YOUR INSTRUCTIONS ::
Go line by line through the entries and show those that hold the string "versehen".

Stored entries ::

= = = = = = =

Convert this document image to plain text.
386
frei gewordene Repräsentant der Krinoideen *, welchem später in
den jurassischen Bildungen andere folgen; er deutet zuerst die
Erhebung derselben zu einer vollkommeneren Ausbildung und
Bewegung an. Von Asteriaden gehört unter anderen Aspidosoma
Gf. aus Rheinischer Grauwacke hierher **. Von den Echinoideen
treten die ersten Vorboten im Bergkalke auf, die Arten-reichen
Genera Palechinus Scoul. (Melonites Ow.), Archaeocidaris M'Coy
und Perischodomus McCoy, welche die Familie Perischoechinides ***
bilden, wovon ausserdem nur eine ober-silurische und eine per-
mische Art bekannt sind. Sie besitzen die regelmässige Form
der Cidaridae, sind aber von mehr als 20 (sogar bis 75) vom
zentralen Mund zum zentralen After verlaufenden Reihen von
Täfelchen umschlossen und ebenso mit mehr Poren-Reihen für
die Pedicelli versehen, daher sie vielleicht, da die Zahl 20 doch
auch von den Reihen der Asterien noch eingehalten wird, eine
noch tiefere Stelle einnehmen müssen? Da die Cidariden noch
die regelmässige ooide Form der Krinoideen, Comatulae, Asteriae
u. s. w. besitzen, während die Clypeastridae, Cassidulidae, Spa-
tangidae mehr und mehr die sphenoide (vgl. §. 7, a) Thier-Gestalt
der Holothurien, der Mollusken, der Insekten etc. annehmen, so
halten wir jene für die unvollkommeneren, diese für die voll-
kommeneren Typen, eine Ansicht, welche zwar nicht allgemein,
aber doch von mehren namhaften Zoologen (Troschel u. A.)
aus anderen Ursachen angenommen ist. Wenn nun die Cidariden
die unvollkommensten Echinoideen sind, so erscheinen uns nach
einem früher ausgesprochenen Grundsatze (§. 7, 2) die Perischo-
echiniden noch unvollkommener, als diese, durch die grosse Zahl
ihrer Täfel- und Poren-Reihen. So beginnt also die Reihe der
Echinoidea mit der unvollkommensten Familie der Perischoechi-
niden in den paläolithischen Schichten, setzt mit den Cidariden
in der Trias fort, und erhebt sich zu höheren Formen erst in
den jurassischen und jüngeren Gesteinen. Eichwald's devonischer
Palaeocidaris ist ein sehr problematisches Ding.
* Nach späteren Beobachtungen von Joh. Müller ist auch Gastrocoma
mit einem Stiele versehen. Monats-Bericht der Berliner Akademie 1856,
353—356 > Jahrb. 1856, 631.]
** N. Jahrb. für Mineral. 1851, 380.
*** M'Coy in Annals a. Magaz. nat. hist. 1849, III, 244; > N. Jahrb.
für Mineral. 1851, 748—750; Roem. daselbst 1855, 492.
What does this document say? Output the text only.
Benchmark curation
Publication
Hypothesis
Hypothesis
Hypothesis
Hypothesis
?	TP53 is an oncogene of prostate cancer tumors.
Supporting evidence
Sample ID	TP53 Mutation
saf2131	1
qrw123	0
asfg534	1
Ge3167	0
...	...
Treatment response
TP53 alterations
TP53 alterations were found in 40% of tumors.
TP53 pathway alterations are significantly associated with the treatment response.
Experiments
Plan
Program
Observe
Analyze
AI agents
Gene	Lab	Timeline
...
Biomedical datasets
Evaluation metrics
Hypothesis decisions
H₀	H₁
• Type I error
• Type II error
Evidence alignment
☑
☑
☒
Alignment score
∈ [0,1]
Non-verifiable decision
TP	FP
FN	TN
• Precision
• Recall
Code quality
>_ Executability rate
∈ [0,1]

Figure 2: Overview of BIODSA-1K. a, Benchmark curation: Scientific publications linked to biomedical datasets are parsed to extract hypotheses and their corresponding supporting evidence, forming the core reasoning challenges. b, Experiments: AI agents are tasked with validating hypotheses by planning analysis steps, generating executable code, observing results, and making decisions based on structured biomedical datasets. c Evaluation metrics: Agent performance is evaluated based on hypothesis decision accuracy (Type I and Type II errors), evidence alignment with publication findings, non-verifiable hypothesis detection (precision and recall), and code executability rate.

= = = = = = =

COMPLETED EXERCISE ::
die Pedicelli versehen, daher sie vielleicht, da die Zahl 20 doch
mit einem Stiele versehen. Monats-Bericht der Berliner Akademie 1856,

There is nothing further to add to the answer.